**Exercise prompt**
In your copy, leave out the pictures and repeat the entries below exactly.

Raw records
--------------------

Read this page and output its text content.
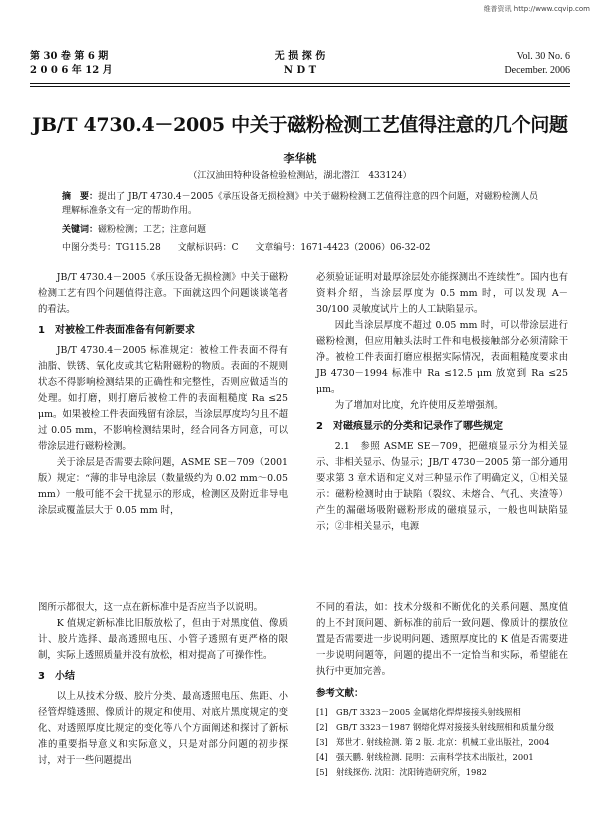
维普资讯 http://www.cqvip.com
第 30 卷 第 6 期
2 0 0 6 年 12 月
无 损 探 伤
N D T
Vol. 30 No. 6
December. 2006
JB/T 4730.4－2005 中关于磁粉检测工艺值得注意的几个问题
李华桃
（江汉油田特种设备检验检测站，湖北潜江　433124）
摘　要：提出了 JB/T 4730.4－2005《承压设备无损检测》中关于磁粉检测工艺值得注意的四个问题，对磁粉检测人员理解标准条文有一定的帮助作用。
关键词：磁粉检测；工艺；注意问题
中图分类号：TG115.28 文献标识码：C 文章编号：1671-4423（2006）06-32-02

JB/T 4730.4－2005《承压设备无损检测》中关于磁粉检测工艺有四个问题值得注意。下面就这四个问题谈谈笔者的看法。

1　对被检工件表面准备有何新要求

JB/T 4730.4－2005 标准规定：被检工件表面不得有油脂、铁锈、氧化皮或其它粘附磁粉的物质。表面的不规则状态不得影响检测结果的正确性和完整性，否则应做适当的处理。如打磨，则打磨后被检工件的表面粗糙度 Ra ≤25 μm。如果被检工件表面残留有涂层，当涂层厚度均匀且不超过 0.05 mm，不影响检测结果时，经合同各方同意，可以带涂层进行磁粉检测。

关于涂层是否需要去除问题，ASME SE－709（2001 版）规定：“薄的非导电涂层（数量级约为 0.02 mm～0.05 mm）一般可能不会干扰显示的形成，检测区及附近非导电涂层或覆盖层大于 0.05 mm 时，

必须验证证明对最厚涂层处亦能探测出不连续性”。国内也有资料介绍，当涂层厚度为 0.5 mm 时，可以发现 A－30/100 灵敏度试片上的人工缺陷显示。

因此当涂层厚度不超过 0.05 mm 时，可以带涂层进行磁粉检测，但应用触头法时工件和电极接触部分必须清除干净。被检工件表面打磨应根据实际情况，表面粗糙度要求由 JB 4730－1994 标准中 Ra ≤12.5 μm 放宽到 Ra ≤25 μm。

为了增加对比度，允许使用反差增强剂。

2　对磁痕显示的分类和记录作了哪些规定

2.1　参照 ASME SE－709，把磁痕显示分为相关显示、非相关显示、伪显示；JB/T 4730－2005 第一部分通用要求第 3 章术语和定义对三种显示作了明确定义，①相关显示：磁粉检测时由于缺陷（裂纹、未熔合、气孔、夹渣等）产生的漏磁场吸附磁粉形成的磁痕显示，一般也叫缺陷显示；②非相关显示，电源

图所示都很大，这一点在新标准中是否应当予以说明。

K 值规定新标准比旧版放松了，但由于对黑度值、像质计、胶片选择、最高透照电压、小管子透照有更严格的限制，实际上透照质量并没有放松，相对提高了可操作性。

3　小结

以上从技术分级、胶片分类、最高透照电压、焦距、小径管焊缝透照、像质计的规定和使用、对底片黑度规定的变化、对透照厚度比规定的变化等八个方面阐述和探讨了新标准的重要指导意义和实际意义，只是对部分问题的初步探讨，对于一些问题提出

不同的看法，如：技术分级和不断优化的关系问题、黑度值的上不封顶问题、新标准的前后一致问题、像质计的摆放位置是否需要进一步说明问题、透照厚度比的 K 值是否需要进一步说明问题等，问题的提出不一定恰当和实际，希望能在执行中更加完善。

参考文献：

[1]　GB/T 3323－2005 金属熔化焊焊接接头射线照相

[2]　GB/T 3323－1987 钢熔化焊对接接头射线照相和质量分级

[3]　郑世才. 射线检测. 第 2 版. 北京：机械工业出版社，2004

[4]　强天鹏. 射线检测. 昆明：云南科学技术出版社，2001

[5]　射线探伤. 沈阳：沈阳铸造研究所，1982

--------------------

**Output below**
Read this page and output its text content.
维普资讯 http://www.cqvip.com
第 30 卷 第 6 期
2 0 0 6 年 12 月
无 损 探 伤
N D T
Vol. 30 No. 6
December. 2006
JB/T 4730.4－2005 中关于磁粉检测工艺值得注意的几个问题
李华桃
（江汉油田特种设备检验检测站，湖北潜江　433124）
摘　要：提出了 JB/T 4730.4－2005《承压设备无损检测》中关于磁粉检测工艺值得注意的四个问题，对磁粉检测人员理解标准条文有一定的帮助作用。
关键词：磁粉检测；工艺；注意问题
中图分类号：TG115.28 文献标识码：C 文章编号：1671-4423（2006）06-32-02

JB/T 4730.4－2005《承压设备无损检测》中关于磁粉检测工艺有四个问题值得注意。下面就这四个问题谈谈笔者的看法。

1　对被检工件表面准备有何新要求

JB/T 4730.4－2005 标准规定：被检工件表面不得有油脂、铁锈、氧化皮或其它粘附磁粉的物质。表面的不规则状态不得影响检测结果的正确性和完整性，否则应做适当的处理。如打磨，则打磨后被检工件的表面粗糙度 Ra ≤25 μm。如果被检工件表面残留有涂层，当涂层厚度均匀且不超过 0.05 mm，不影响检测结果时，经合同各方同意，可以带涂层进行磁粉检测。

关于涂层是否需要去除问题，ASME SE－709（2001 版）规定：“薄的非导电涂层（数量级约为 0.02 mm～0.05 mm）一般可能不会干扰显示的形成，检测区及附近非导电涂层或覆盖层大于 0.05 mm 时，

必须验证证明对最厚涂层处亦能探测出不连续性”。国内也有资料介绍，当涂层厚度为 0.5 mm 时，可以发现 A－30/100 灵敏度试片上的人工缺陷显示。

因此当涂层厚度不超过 0.05 mm 时，可以带涂层进行磁粉检测，但应用触头法时工件和电极接触部分必须清除干净。被检工件表面打磨应根据实际情况，表面粗糙度要求由 JB 4730－1994 标准中 Ra ≤12.5 μm 放宽到 Ra ≤25 μm。

为了增加对比度，允许使用反差增强剂。

2　对磁痕显示的分类和记录作了哪些规定

2.1　参照 ASME SE－709，把磁痕显示分为相关显示、非相关显示、伪显示；JB/T 4730－2005 第一部分通用要求第 3 章术语和定义对三种显示作了明确定义，①相关显示：磁粉检测时由于缺陷（裂纹、未熔合、气孔、夹渣等）产生的漏磁场吸附磁粉形成的磁痕显示，一般也叫缺陷显示；②非相关显示，电源

图所示都很大，这一点在新标准中是否应当予以说明。

K 值规定新标准比旧版放松了，但由于对黑度值、像质计、胶片选择、最高透照电压、小管子透照有更严格的限制，实际上透照质量并没有放松，相对提高了可操作性。

3　小结

以上从技术分级、胶片分类、最高透照电压、焦距、小径管焊缝透照、像质计的规定和使用、对底片黑度规定的变化、对透照厚度比规定的变化等八个方面阐述和探讨了新标准的重要指导意义和实际意义，只是对部分问题的初步探讨，对于一些问题提出

不同的看法，如：技术分级和不断优化的关系问题、黑度值的上不封顶问题、新标准的前后一致问题、像质计的摆放位置是否需要进一步说明问题、透照厚度比的 K 值是否需要进一步说明问题等，问题的提出不一定恰当和实际，希望能在执行中更加完善。

参考文献：

[1]　GB/T 3323－2005 金属熔化焊焊接接头射线照相

[2]　GB/T 3323－1987 钢熔化焊对接接头射线照相和质量分级

[3]　郑世才. 射线检测. 第 2 版. 北京：机械工业出版社，2004

[4]　强天鹏. 射线检测. 昆明：云南科学技术出版社，2001

[5]　射线探伤. 沈阳：沈阳铸造研究所，1982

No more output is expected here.